The problem >> All records must be quoted exactly. Omit the pictures.

Supplied records >>
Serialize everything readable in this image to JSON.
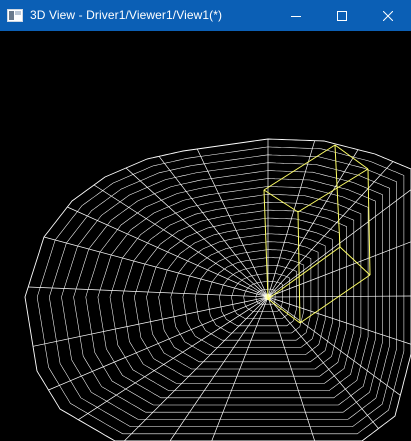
{
  "window": {
    "title": "3D View - Driver1/Viewer1/View1(*)",
    "controls": {
      "minimize": "minimize",
      "maximize": "maximize",
      "close": "close"
    }
  },
  "viewport": {
    "background": "#000000",
    "disk_color": "#ffffff",
    "box_color": "#ffff66",
    "disk": {
      "radial_segments": 24,
      "rings": 20
    }
  },
  "colors": {
    "titlebar": "#0b5fb5",
    "title_text": "#ffffff"
  },
  "icons": {
    "app": "app-window-icon",
    "minimize": "minimize-icon",
    "maximize": "maximize-icon",
    "close": "close-icon"
  }
}
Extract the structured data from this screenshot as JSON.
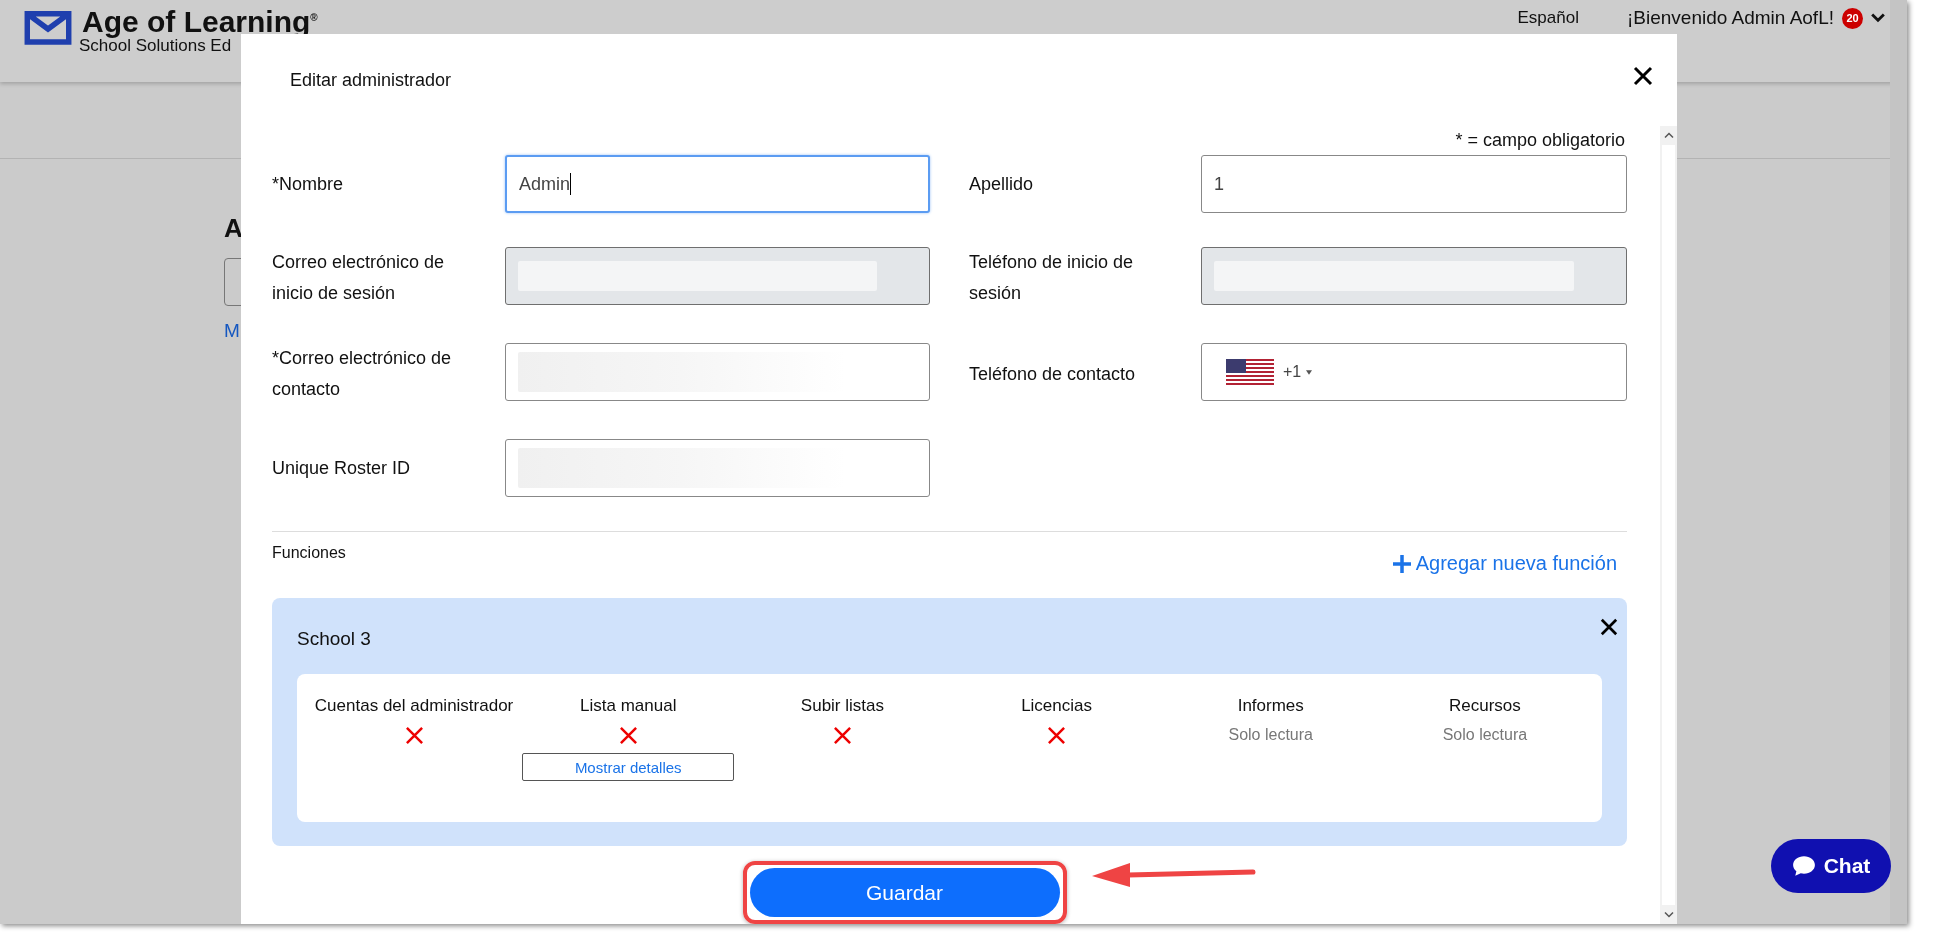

Written solution >>
Serialize everything readable in this image to JSON.
{
  "window": {
    "title": "3D View - Driver1/Viewer1/View1(*)",
    "controls": {
      "minimize": "minimize",
      "maximize": "maximize",
      "close": "close"
    }
  },
  "viewport": {
    "background": "#000000",
    "disk_color": "#ffffff",
    "box_color": "#ffff66",
    "disk": {
      "radial_segments": 24,
      "rings": 20
    }
  },
  "colors": {
    "titlebar": "#0b5fb5",
    "title_text": "#ffffff"
  },
  "icons": {
    "app": "app-window-icon",
    "minimize": "minimize-icon",
    "maximize": "maximize-icon",
    "close": "close-icon"
  }
}
Extract the structured data from this screenshot as JSON.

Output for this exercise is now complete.